## Exercise
What is the number of lines in the data holding the word "badge"? Give that number by itself.

## Stored data
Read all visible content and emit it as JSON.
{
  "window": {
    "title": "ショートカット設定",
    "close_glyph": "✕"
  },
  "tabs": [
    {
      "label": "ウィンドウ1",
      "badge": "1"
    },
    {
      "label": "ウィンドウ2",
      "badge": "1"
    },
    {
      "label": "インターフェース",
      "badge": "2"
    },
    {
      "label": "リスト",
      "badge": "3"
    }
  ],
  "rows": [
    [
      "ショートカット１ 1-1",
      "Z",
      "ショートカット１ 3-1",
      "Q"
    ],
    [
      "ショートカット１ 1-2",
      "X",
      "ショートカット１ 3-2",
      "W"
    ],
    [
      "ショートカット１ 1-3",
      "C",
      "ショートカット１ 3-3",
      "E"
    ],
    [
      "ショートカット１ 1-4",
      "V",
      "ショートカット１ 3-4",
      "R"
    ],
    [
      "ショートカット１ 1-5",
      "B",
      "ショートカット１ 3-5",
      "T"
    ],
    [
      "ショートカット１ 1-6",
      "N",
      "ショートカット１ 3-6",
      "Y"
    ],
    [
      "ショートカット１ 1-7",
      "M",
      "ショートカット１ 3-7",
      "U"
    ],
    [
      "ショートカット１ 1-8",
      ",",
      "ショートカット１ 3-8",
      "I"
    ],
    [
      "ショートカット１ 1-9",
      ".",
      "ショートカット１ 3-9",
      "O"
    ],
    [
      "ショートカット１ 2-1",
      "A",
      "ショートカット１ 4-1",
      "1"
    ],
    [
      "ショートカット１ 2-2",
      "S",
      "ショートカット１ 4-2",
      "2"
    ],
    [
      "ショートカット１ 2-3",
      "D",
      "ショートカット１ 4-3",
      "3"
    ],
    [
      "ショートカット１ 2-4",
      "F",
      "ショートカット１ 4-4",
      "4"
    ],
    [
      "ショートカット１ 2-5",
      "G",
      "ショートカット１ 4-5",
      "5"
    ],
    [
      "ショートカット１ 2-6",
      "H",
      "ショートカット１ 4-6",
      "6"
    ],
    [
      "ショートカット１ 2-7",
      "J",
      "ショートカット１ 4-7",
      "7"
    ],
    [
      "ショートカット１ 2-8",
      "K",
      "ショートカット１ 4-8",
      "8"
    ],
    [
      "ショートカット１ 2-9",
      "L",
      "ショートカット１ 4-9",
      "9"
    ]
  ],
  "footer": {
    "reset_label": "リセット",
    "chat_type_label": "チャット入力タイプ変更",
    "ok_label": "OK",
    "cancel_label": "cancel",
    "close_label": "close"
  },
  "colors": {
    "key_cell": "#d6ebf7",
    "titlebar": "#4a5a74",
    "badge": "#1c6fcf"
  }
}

## Solution for this exercise
5